##### Provided data

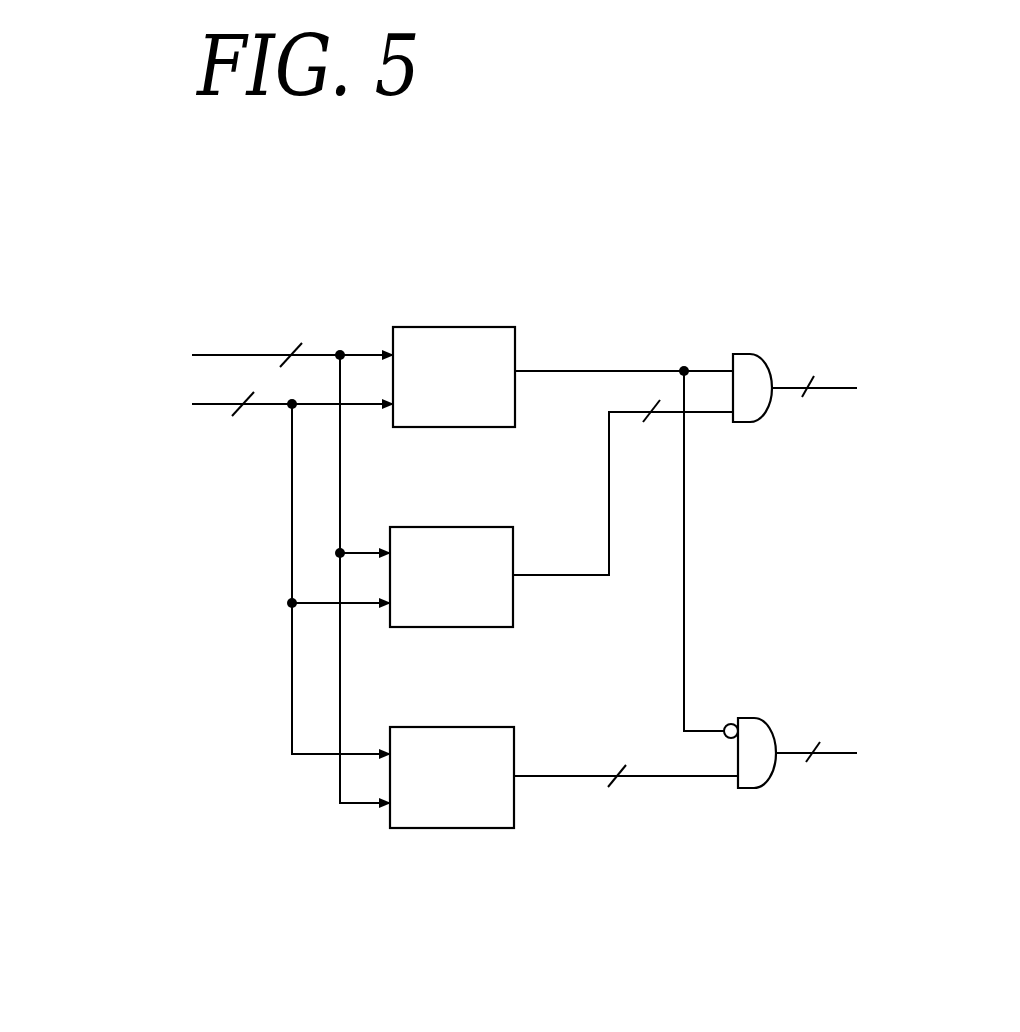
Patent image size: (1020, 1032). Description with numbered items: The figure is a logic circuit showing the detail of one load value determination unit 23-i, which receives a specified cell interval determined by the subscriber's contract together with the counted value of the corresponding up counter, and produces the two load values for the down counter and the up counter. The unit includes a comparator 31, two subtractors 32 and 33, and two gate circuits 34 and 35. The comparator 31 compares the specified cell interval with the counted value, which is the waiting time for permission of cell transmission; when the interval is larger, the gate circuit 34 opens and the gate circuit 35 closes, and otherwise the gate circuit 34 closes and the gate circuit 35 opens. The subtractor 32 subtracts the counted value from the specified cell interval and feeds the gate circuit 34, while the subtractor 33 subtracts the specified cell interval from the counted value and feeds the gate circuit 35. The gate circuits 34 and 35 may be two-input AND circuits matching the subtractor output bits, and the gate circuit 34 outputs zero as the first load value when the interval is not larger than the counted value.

The load value determination unit 23-i is at (295, 877).
The comparator 31 is at (495, 326).
The subtractor 32 is at (437, 526).
The subtractor 33 is at (438, 726).
The gate circuit 34 is at (747, 352).
The gate circuit 35 is at (755, 717).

##########

- **Short problem**: Update these rows by changing "counted value" to "measured value" and keeping everything else the same. Leave out the pictures.

- **Task response**:
Patent image size: (1020, 1032). Description with numbered items: The figure is a logic circuit showing the detail of one load value determination unit 23-i, which receives a specified cell interval determined by the subscriber's contract together with the measured value of the corresponding up counter, and produces the two load values for the down counter and the up counter. The unit includes a comparator 31, two subtractors 32 and 33, and two gate circuits 34 and 35. The comparator 31 compares the specified cell interval with the measured value, which is the waiting time for permission of cell transmission; when the interval is larger, the gate circuit 34 opens and the gate circuit 35 closes, and otherwise the gate circuit 34 closes and the gate circuit 35 opens. The subtractor 32 subtracts the measured value from the specified cell interval and feeds the gate circuit 34, while the subtractor 33 subtracts the specified cell interval from the measured value and feeds the gate circuit 35. The gate circuits 34 and 35 may be two-input AND circuits matching the subtractor output bits, and the gate circuit 34 outputs zero as the first load value when the interval is not larger than the measured value.

The load value determination unit 23-i is at (295, 877).
The comparator 31 is at (495, 326).
The subtractor 32 is at (437, 526).
The subtractor 33 is at (438, 726).
The gate circuit 34 is at (747, 352).
The gate circuit 35 is at (755, 717).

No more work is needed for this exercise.